— Description of the task —
Below is a block of records: output all of them exactly and leave out the pictures.

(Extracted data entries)
■ ■ ■ ■ ■

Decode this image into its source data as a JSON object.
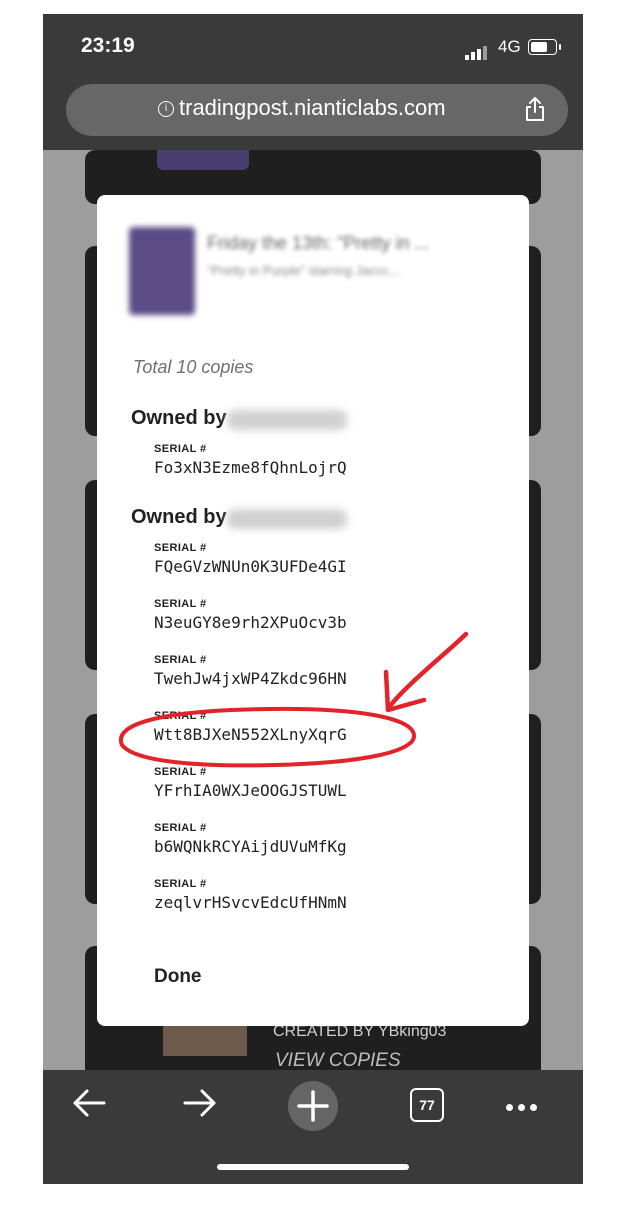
{
  "status_bar": {
    "time": "23:19",
    "network": "4G"
  },
  "browser": {
    "url": "tradingpost.nianticlabs.com"
  },
  "background_list": {
    "created_by": "CREATED BY YBking03",
    "view_copies": "VIEW COPIES"
  },
  "modal": {
    "item_title": "Friday the 13th: \"Pretty in ...",
    "item_subtitle": "\"Pretty in Purple\" starring Jaccc...",
    "total_copies": "Total 10 copies",
    "owners": [
      {
        "label": "Owned by",
        "serials": [
          "Fo3xN3Ezme8fQhnLojrQ"
        ]
      },
      {
        "label": "Owned by",
        "serials": [
          "FQeGVzWNUn0K3UFDe4GI",
          "N3euGY8e9rh2XPuOcv3b",
          "TwehJw4jxWP4Zkdc96HN",
          "Wtt8BJXeN552XLnyXqrG",
          "YFrhIA0WXJeOOGJSTUWL",
          "b6WQNkRCYAijdUVuMfKg",
          "zeqlvrHSvcvEdcUfHNmN"
        ]
      }
    ],
    "serial_label": "SERIAL #",
    "done_label": "Done",
    "highlight_color": "#e3232a"
  },
  "toolbar": {
    "tab_count": "77"
  }
}
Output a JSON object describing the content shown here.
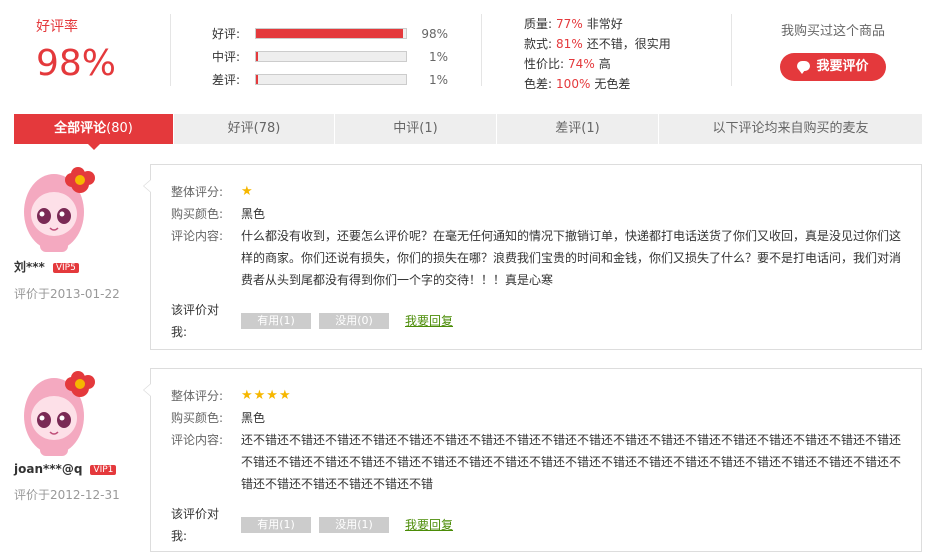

■ ■ ■ ■ ■

— Correct output —
Decode this image into its source data as a JSON object.
{
  "status_bar": {
    "time": "23:19",
    "network": "4G"
  },
  "browser": {
    "url": "tradingpost.nianticlabs.com"
  },
  "background_list": {
    "created_by": "CREATED BY YBking03",
    "view_copies": "VIEW COPIES"
  },
  "modal": {
    "item_title": "Friday the 13th: \"Pretty in ...",
    "item_subtitle": "\"Pretty in Purple\" starring Jaccc...",
    "total_copies": "Total 10 copies",
    "owners": [
      {
        "label": "Owned by",
        "serials": [
          "Fo3xN3Ezme8fQhnLojrQ"
        ]
      },
      {
        "label": "Owned by",
        "serials": [
          "FQeGVzWNUn0K3UFDe4GI",
          "N3euGY8e9rh2XPuOcv3b",
          "TwehJw4jxWP4Zkdc96HN",
          "Wtt8BJXeN552XLnyXqrG",
          "YFrhIA0WXJeOOGJSTUWL",
          "b6WQNkRCYAijdUVuMfKg",
          "zeqlvrHSvcvEdcUfHNmN"
        ]
      }
    ],
    "serial_label": "SERIAL #",
    "done_label": "Done",
    "highlight_color": "#e3232a"
  },
  "toolbar": {
    "tab_count": "77"
  }
}
Output a JSON object describing the content shown here.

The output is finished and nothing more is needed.